● **Task goal**
The data below must be copied in full and without any change.

───── Material shown ─────

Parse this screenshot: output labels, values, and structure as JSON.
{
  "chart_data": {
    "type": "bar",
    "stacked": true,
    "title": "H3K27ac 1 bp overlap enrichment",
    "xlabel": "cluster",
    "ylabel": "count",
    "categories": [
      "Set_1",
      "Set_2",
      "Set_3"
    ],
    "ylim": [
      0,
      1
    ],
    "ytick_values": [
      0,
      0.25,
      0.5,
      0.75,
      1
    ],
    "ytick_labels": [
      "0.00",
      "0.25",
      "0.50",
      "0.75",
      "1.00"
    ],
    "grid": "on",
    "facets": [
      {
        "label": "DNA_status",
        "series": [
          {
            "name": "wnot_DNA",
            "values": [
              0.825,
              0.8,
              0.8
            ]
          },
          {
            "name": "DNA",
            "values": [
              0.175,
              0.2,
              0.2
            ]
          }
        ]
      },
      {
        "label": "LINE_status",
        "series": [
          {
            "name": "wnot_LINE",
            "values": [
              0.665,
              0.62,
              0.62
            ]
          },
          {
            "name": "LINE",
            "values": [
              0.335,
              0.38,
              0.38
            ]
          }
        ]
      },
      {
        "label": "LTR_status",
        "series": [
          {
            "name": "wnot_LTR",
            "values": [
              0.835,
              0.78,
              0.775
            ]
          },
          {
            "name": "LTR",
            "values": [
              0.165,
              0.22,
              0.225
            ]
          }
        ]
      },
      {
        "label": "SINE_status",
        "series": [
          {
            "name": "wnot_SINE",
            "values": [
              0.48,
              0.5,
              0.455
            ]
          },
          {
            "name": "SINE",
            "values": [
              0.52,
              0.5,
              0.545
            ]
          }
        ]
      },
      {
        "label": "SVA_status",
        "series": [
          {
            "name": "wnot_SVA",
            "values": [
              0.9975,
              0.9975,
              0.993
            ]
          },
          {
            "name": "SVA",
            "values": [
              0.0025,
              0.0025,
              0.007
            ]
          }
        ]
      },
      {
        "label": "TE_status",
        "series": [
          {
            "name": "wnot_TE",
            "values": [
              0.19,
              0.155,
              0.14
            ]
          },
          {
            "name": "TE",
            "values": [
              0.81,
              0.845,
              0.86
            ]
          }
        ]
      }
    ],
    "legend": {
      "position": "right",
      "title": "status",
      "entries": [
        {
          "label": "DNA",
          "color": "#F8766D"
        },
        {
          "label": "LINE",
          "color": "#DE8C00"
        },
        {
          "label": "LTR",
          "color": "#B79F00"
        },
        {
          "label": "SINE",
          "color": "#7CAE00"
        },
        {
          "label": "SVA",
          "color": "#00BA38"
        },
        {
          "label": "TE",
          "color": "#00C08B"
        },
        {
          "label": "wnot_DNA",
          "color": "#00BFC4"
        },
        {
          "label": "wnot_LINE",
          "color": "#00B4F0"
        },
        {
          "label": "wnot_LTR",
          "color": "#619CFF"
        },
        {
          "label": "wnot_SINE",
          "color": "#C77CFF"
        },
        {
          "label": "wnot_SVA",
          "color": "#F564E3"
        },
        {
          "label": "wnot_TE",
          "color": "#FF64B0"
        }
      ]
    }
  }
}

─────

● **Correct result**
Parse this screenshot: output labels, values, and structure as JSON.
{
  "chart_data": {
    "type": "bar",
    "stacked": true,
    "title": "H3K27ac 1 bp overlap enrichment",
    "xlabel": "cluster",
    "ylabel": "count",
    "categories": [
      "Set_1",
      "Set_2",
      "Set_3"
    ],
    "ylim": [
      0,
      1
    ],
    "ytick_values": [
      0,
      0.25,
      0.5,
      0.75,
      1
    ],
    "ytick_labels": [
      "0.00",
      "0.25",
      "0.50",
      "0.75",
      "1.00"
    ],
    "grid": "on",
    "facets": [
      {
        "label": "DNA_status",
        "series": [
          {
            "name": "wnot_DNA",
            "values": [
              0.825,
              0.8,
              0.8
            ]
          },
          {
            "name": "DNA",
            "values": [
              0.175,
              0.2,
              0.2
            ]
          }
        ]
      },
      {
        "label": "LINE_status",
        "series": [
          {
            "name": "wnot_LINE",
            "values": [
              0.665,
              0.62,
              0.62
            ]
          },
          {
            "name": "LINE",
            "values": [
              0.335,
              0.38,
              0.38
            ]
          }
        ]
      },
      {
        "label": "LTR_status",
        "series": [
          {
            "name": "wnot_LTR",
            "values": [
              0.835,
              0.78,
              0.775
            ]
          },
          {
            "name": "LTR",
            "values": [
              0.165,
              0.22,
              0.225
            ]
          }
        ]
      },
      {
        "label": "SINE_status",
        "series": [
          {
            "name": "wnot_SINE",
            "values": [
              0.48,
              0.5,
              0.455
            ]
          },
          {
            "name": "SINE",
            "values": [
              0.52,
              0.5,
              0.545
            ]
          }
        ]
      },
      {
        "label": "SVA_status",
        "series": [
          {
            "name": "wnot_SVA",
            "values": [
              0.9975,
              0.9975,
              0.993
            ]
          },
          {
            "name": "SVA",
            "values": [
              0.0025,
              0.0025,
              0.007
            ]
          }
        ]
      },
      {
        "label": "TE_status",
        "series": [
          {
            "name": "wnot_TE",
            "values": [
              0.19,
              0.155,
              0.14
            ]
          },
          {
            "name": "TE",
            "values": [
              0.81,
              0.845,
              0.86
            ]
          }
        ]
      }
    ],
    "legend": {
      "position": "right",
      "title": "status",
      "entries": [
        {
          "label": "DNA",
          "color": "#F8766D"
        },
        {
          "label": "LINE",
          "color": "#DE8C00"
        },
        {
          "label": "LTR",
          "color": "#B79F00"
        },
        {
          "label": "SINE",
          "color": "#7CAE00"
        },
        {
          "label": "SVA",
          "color": "#00BA38"
        },
        {
          "label": "TE",
          "color": "#00C08B"
        },
        {
          "label": "wnot_DNA",
          "color": "#00BFC4"
        },
        {
          "label": "wnot_LINE",
          "color": "#00B4F0"
        },
        {
          "label": "wnot_LTR",
          "color": "#619CFF"
        },
        {
          "label": "wnot_SINE",
          "color": "#C77CFF"
        },
        {
          "label": "wnot_SVA",
          "color": "#F564E3"
        },
        {
          "label": "wnot_TE",
          "color": "#FF64B0"
        }
      ]
    }
  }
}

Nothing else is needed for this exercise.